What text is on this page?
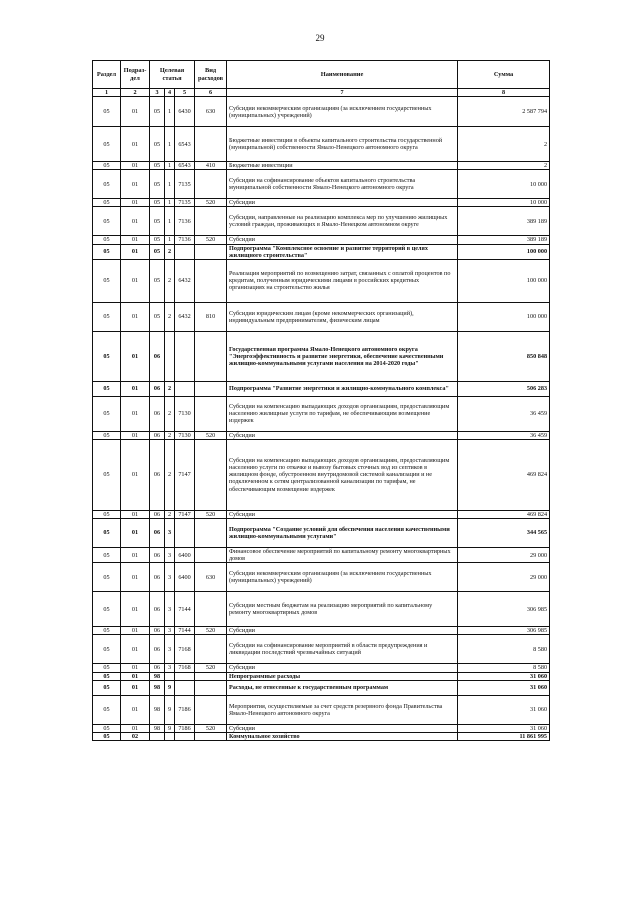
29
Раздел	Подраз-дел	Целевая статья			Вид расходов	Наименование	Сумма
1	2	3	4	5	6	7	8
05	01	05	1	6430	630	Субсидии некоммерческим организациям (за исключением государственных (муниципальных) учреждений)	2 587 794
05	01	05	1	6543		Бюджетные инвестиции в объекты капитального строительства государственной (муниципальной) собственности Ямало-Ненецкого автономного округа	2
05	01	05	1	6543	410	Бюджетные инвестиции	2
05	01	05	1	7135		Субсидии на софинансирование объектов капитального строительства муниципальной собственности Ямало-Ненецкого автономного округа	10 000
05	01	05	1	7135	520	Субсидии	10 000
05	01	05	1	7136		Субсидии, направленные на реализацию комплекса мер по улучшению жилищных условий граждан, проживающих в Ямало-Ненецком автономном округе	389 189
05	01	05	1	7136	520	Субсидии	389 189
05	01	05	2			Подпрограмма "Комплексное освоение и развитие территорий в целях жилищного строительства"	100 000
05	01	05	2	6432		Реализация мероприятий по возмещению затрат, связанных с оплатой процентов по кредитам, полученным юридическими лицами в российских кредитных организациях на строительство жилья	100 000
05	01	05	2	6432	810	Субсидии юридическим лицам (кроме некоммерческих организаций), индивидуальным предпринимателям, физическим лицам	100 000
05	01	06				Государственная программа Ямало-Ненецкого автономного округа "Энергоэффективность и развитие энергетики, обеспечение качественными жилищно-коммунальными услугами населения на 2014-2020 годы"	850 848
05	01	06	2			Подпрограмма "Развитие энергетики и жилищно-коммунального комплекса"	506 283
05	01	06	2	7130		Субсидии на компенсацию выпадающих доходов организациям, предоставляющим населению жилищные услуги по тарифам, не обеспечивающим возмещение издержек	36 459
05	01	06	2	7130	520	Субсидии	36 459
05	01	06	2	7147		Субсидии на компенсацию выпадающих доходов организациям, предоставляющим населению услуги по откачке и вывозу бытовых сточных вод из септиков в жилищном фонде, обустроенном внутридомовой системой канализации и не подключенном к сетям централизованной канализации по тарифам, не обеспечивающим возмещение издержек	469 824
05	01	06	2	7147	520	Субсидии	469 824
05	01	06	3			Подпрограмма "Создание условий для обеспечения населения качественными жилищно-коммунальными услугами"	344 565
05	01	06	3	6400		Финансовое обеспечение мероприятий по капитальному ремонту многоквартирных домов	29 000
05	01	06	3	6400	630	Субсидии некоммерческим организациям (за исключением государственных (муниципальных) учреждений)	29 000
05	01	06	3	7144		Субсидии местным бюджетам на реализацию мероприятий по капитальному ремонту многоквартирных домов	306 985
05	01	06	3	7144	520	Субсидии	306 985
05	01	06	3	7168		Субсидии на софинансирование мероприятий в области предупреждения и ликвидации последствий чрезвычайных ситуаций	8 580
05	01	06	3	7168	520	Субсидии	8 580
05	01	98				Непрограммные расходы	31 060
05	01	98	9			Расходы, не отнесенные к государственным программам	31 060
05	01	98	9	7186		Мероприятия, осуществляемые за счет средств резервного фонда Правительства Ямало-Ненецкого автономного округа	31 060
05	01	98	9	7186	520	Субсидии	31 060
05	02					Коммунальное хозяйство	11 861 995
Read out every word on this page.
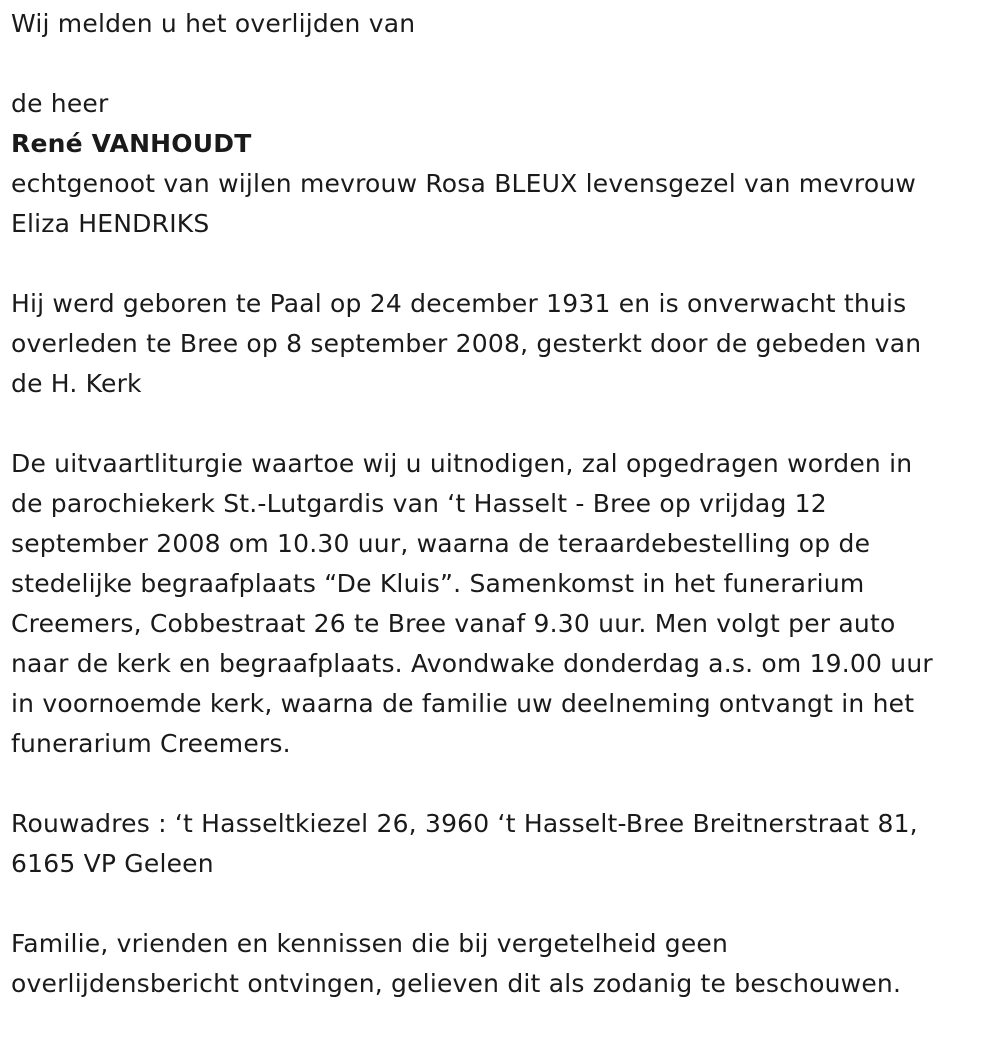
Wij melden u het overlijden van

de heer

René VANHOUDT

echtgenoot van wijlen mevrouw Rosa BLEUX levensgezel van mevrouw

Eliza HENDRIKS

Hij werd geboren te Paal op 24 december 1931 en is onverwacht thuis

overleden te Bree op 8 september 2008, gesterkt door de gebeden van

de H. Kerk

De uitvaartliturgie waartoe wij u uitnodigen, zal opgedragen worden in

de parochiekerk St.-Lutgardis van ‘t Hasselt - Bree op vrijdag 12

september 2008 om 10.30 uur, waarna de teraardebestelling op de

stedelijke begraafplaats “De Kluis”. Samenkomst in het funerarium

Creemers, Cobbestraat 26 te Bree vanaf 9.30 uur. Men volgt per auto

naar de kerk en begraafplaats. Avondwake donderdag a.s. om 19.00 uur

in voornoemde kerk, waarna de familie uw deelneming ontvangt in het

funerarium Creemers.

Rouwadres : ‘t Hasseltkiezel 26, 3960 ‘t Hasselt-Bree Breitnerstraat 81,

6165 VP Geleen

Familie, vrienden en kennissen die bij vergetelheid geen

overlijdensbericht ontvingen, gelieven dit als zodanig te beschouwen.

__________

The request. Leave the pictures out and reproduce each record exactly as written.

Output for this task.
What text is on this page?
29
Раздел	Подраз-дел	Целевая статья			Вид расходов	Наименование	Сумма
1	2	3	4	5	6	7	8
05	01	05	1	6430	630	Субсидии некоммерческим организациям (за исключением государственных (муниципальных) учреждений)	2 587 794
05	01	05	1	6543		Бюджетные инвестиции в объекты капитального строительства государственной (муниципальной) собственности Ямало-Ненецкого автономного округа	2
05	01	05	1	6543	410	Бюджетные инвестиции	2
05	01	05	1	7135		Субсидии на софинансирование объектов капитального строительства муниципальной собственности Ямало-Ненецкого автономного округа	10 000
05	01	05	1	7135	520	Субсидии	10 000
05	01	05	1	7136		Субсидии, направленные на реализацию комплекса мер по улучшению жилищных условий граждан, проживающих в Ямало-Ненецком автономном округе	389 189
05	01	05	1	7136	520	Субсидии	389 189
05	01	05	2			Подпрограмма "Комплексное освоение и развитие территорий в целях жилищного строительства"	100 000
05	01	05	2	6432		Реализация мероприятий по возмещению затрат, связанных с оплатой процентов по кредитам, полученным юридическими лицами в российских кредитных организациях на строительство жилья	100 000
05	01	05	2	6432	810	Субсидии юридическим лицам (кроме некоммерческих организаций), индивидуальным предпринимателям, физическим лицам	100 000
05	01	06				Государственная программа Ямало-Ненецкого автономного округа "Энергоэффективность и развитие энергетики, обеспечение качественными жилищно-коммунальными услугами населения на 2014-2020 годы"	850 848
05	01	06	2			Подпрограмма "Развитие энергетики и жилищно-коммунального комплекса"	506 283
05	01	06	2	7130		Субсидии на компенсацию выпадающих доходов организациям, предоставляющим населению жилищные услуги по тарифам, не обеспечивающим возмещение издержек	36 459
05	01	06	2	7130	520	Субсидии	36 459
05	01	06	2	7147		Субсидии на компенсацию выпадающих доходов организациям, предоставляющим населению услуги по откачке и вывозу бытовых сточных вод из септиков в жилищном фонде, обустроенном внутридомовой системой канализации и не подключенном к сетям централизованной канализации по тарифам, не обеспечивающим возмещение издержек	469 824
05	01	06	2	7147	520	Субсидии	469 824
05	01	06	3			Подпрограмма "Создание условий для обеспечения населения качественными жилищно-коммунальными услугами"	344 565
05	01	06	3	6400		Финансовое обеспечение мероприятий по капитальному ремонту многоквартирных домов	29 000
05	01	06	3	6400	630	Субсидии некоммерческим организациям (за исключением государственных (муниципальных) учреждений)	29 000
05	01	06	3	7144		Субсидии местным бюджетам на реализацию мероприятий по капитальному ремонту многоквартирных домов	306 985
05	01	06	3	7144	520	Субсидии	306 985
05	01	06	3	7168		Субсидии на софинансирование мероприятий в области предупреждения и ликвидации последствий чрезвычайных ситуаций	8 580
05	01	06	3	7168	520	Субсидии	8 580
05	01	98				Непрограммные расходы	31 060
05	01	98	9			Расходы, не отнесенные к государственным программам	31 060
05	01	98	9	7186		Мероприятия, осуществляемые за счет средств резервного фонда Правительства Ямало-Ненецкого автономного округа	31 060
05	01	98	9	7186	520	Субсидии	31 060
05	02					Коммунальное хозяйство	11 861 995
Read out every word on this page.
Wij melden u het overlijden van

de heer

René VANHOUDT

echtgenoot van wijlen mevrouw Rosa BLEUX levensgezel van mevrouw

Eliza HENDRIKS

Hij werd geboren te Paal op 24 december 1931 en is onverwacht thuis

overleden te Bree op 8 september 2008, gesterkt door de gebeden van

de H. Kerk

De uitvaartliturgie waartoe wij u uitnodigen, zal opgedragen worden in

de parochiekerk St.-Lutgardis van ‘t Hasselt - Bree op vrijdag 12

september 2008 om 10.30 uur, waarna de teraardebestelling op de

stedelijke begraafplaats “De Kluis”. Samenkomst in het funerarium

Creemers, Cobbestraat 26 te Bree vanaf 9.30 uur. Men volgt per auto

naar de kerk en begraafplaats. Avondwake donderdag a.s. om 19.00 uur

in voornoemde kerk, waarna de familie uw deelneming ontvangt in het

funerarium Creemers.

Rouwadres : ‘t Hasseltkiezel 26, 3960 ‘t Hasselt-Bree Breitnerstraat 81,

6165 VP Geleen

Familie, vrienden en kennissen die bij vergetelheid geen

overlijdensbericht ontvingen, gelieven dit als zodanig te beschouwen.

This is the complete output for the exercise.